##### SOURCE RECORDS

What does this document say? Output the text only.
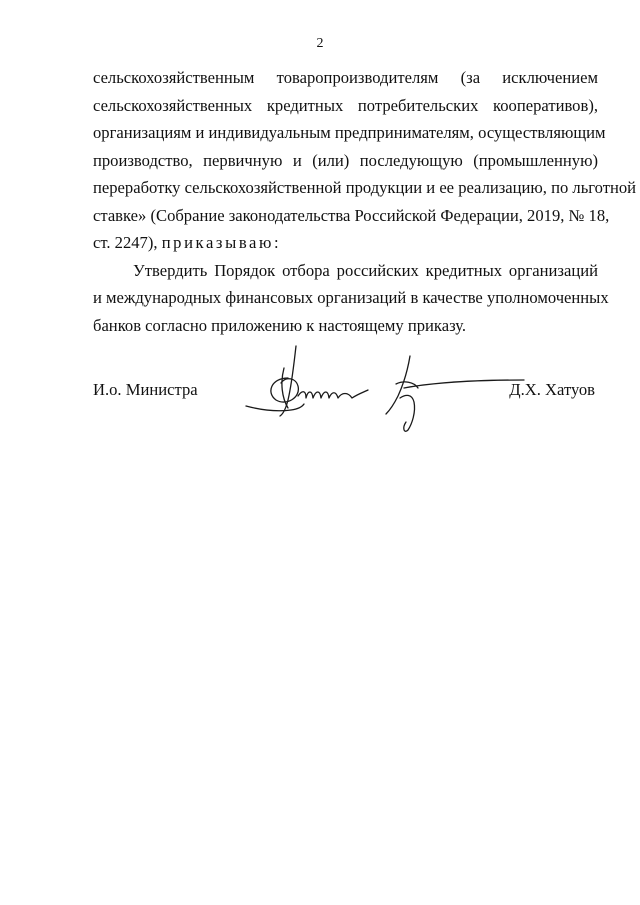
2
сельскохозяйственным товаропроизводителям (за исключением
сельскохозяйственных кредитных потребительских кооперативов),
организациям и индивидуальным предпринимателям, осуществляющим
производство, первичную и (или) последующую (промышленную)
переработку сельскохозяйственной продукции и ее реализацию, по льготной
ставке» (Собрание законодательства Российской Федерации, 2019, № 18,
ст. 2247), приказываю:
Утвердить Порядок отбора российских кредитных организаций
и международных финансовых организаций в качестве уполномоченных
банков согласно приложению к настоящему приказу.
И.о. Министра	Д.Х. Хатуов
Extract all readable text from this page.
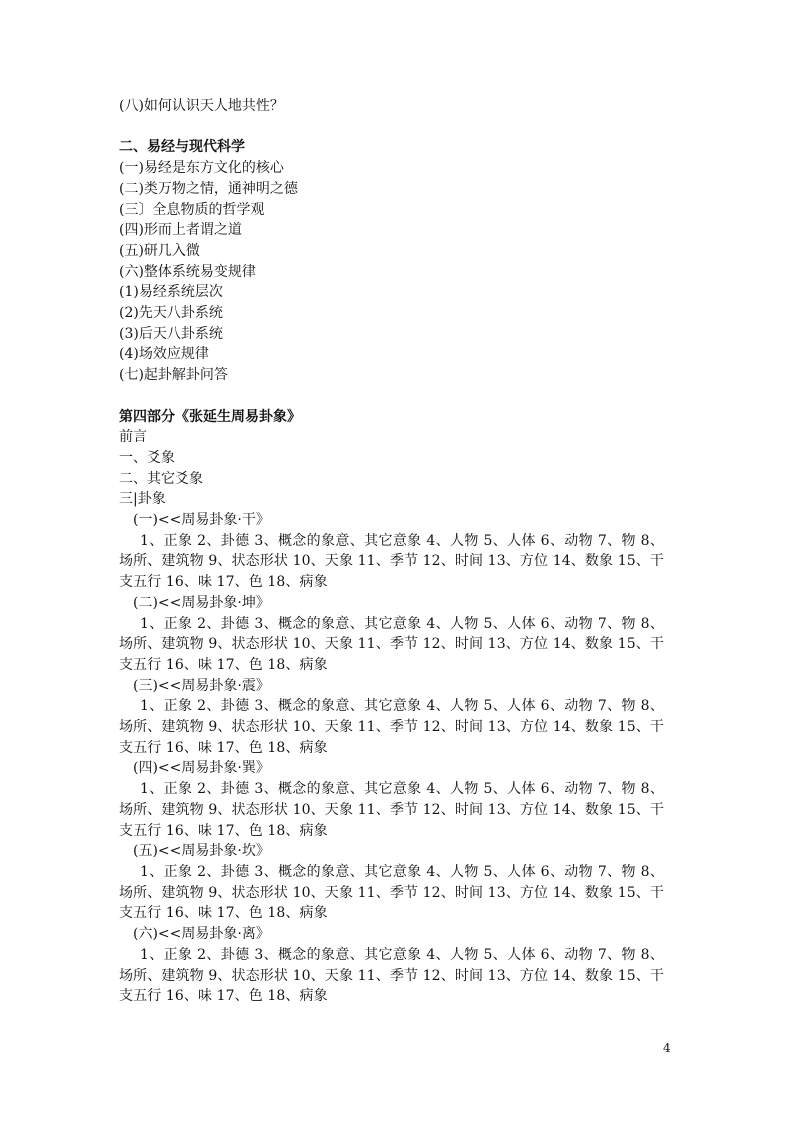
(八)如何认识天人地共性？
二、易经与现代科学
(一)易经是东方文化的核心
(二)类万物之情，通神明之德
(三〕全息物质的哲学观
(四)形而上者谓之道
(五)研几入微
(六)整体系统易变规律
(1)易经系统层次
(2)先天八卦系统
(3)后天八卦系统
(4)场效应规律
(七)起卦解卦问答
第四部分《张延生周易卦象》
前言
一、爻象
二、其它爻象
三|卦象
(一)<<周易卦象·干》
1、正象 2、卦德 3、概念的象意、其它意象 4、人物 5、人体 6、动物 7、物 8、场所、建筑物 9、状态形状 10、天象 11、季节 12、时间 13、方位 14、数象 15、干支五行 16、味 17、色 18、病象
(二)<<周易卦象·坤》
1、正象 2、卦德 3、概念的象意、其它意象 4、人物 5、人体 6、动物 7、物 8、场所、建筑物 9、状态形状 10、天象 11、季节 12、时间 13、方位 14、数象 15、干支五行 16、味 17、色 18、病象
(三)<<周易卦象·震》
1、正象 2、卦德 3、概念的象意、其它意象 4、人物 5、人体 6、动物 7、物 8、场所、建筑物 9、状态形状 10、天象 11、季节 12、时间 13、方位 14、数象 15、干支五行 16、味 17、色 18、病象
(四)<<周易卦象·巽》
1、正象 2、卦德 3、概念的象意、其它意象 4、人物 5、人体 6、动物 7、物 8、场所、建筑物 9、状态形状 10、天象 11、季节 12、时间 13、方位 14、数象 15、干支五行 16、味 17、色 18、病象
(五)<<周易卦象·坎》
1、正象 2、卦德 3、概念的象意、其它意象 4、人物 5、人体 6、动物 7、物 8、场所、建筑物 9、状态形状 10、天象 11、季节 12、时间 13、方位 14、数象 15、干支五行 16、味 17、色 18、病象
(六)<<周易卦象·离》
1、正象 2、卦德 3、概念的象意、其它意象 4、人物 5、人体 6、动物 7、物 8、场所、建筑物 9、状态形状 10、天象 11、季节 12、时间 13、方位 14、数象 15、干支五行 16、味 17、色 18、病象
4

##########

■ **TASK STATEMENT**: Look over the material above and show each line where "text" appears.

■ **ANSWER FOR THIS EXERCISE**:
What does this document say? Output the text only.
Extract all readable text from this page.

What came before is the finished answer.